→ **INSTRUCTIONS TO FOLLOW**
Quote every line below exactly and skip any picture.

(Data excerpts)
====================
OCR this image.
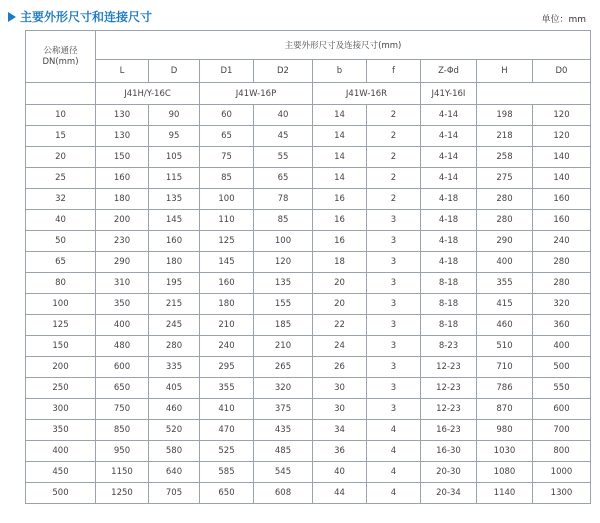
主要外形尺寸和连接尺寸	单位：mm
公称通径 DN(mm)	主要外形尺寸及连接尺寸(mm)								
	L	D	D1	D2	b	f	Z-Φd	H	D0
	J41H/Y-16C		J41W-16P		J41W-16R		J41Y-16I		
10	130	90	60	40	14	2	4-14	198	120
15	130	95	65	45	14	2	4-14	218	120
20	150	105	75	55	14	2	4-14	258	140
25	160	115	85	65	14	2	4-14	275	140
32	180	135	100	78	16	2	4-18	280	160
40	200	145	110	85	16	3	4-18	280	160
50	230	160	125	100	16	3	4-18	290	240
65	290	180	145	120	18	3	4-18	400	280
80	310	195	160	135	20	3	8-18	355	280
100	350	215	180	155	20	3	8-18	415	320
125	400	245	210	185	22	3	8-18	460	360
150	480	280	240	210	24	3	8-23	510	400
200	600	335	295	265	26	3	12-23	710	500
250	650	405	355	320	30	3	12-23	786	550
300	750	460	410	375	30	3	12-23	870	600
350	850	520	470	435	34	4	16-23	980	700
400	950	580	525	485	36	4	16-30	1030	800
450	1150	640	585	545	40	4	20-30	1080	1000
500	1250	705	650	608	44	4	20-34	1140	1300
====================
→ **FULL SOLUTION**
OCR this image.
主要外形尺寸和连接尺寸	单位：mm
公称通径 DN(mm)	主要外形尺寸及连接尺寸(mm)								
	L	D	D1	D2	b	f	Z-Φd	H	D0
	J41H/Y-16C		J41W-16P		J41W-16R		J41Y-16I		
10	130	90	60	40	14	2	4-14	198	120
15	130	95	65	45	14	2	4-14	218	120
20	150	105	75	55	14	2	4-14	258	140
25	160	115	85	65	14	2	4-14	275	140
32	180	135	100	78	16	2	4-18	280	160
40	200	145	110	85	16	3	4-18	280	160
50	230	160	125	100	16	3	4-18	290	240
65	290	180	145	120	18	3	4-18	400	280
80	310	195	160	135	20	3	8-18	355	280
100	350	215	180	155	20	3	8-18	415	320
125	400	245	210	185	22	3	8-18	460	360
150	480	280	240	210	24	3	8-23	510	400
200	600	335	295	265	26	3	12-23	710	500
250	650	405	355	320	30	3	12-23	786	550
300	750	460	410	375	30	3	12-23	870	600
350	850	520	470	435	34	4	16-23	980	700
400	950	580	525	485	36	4	16-30	1030	800
450	1150	640	585	545	40	4	20-30	1080	1000
500	1250	705	650	608	44	4	20-34	1140	1300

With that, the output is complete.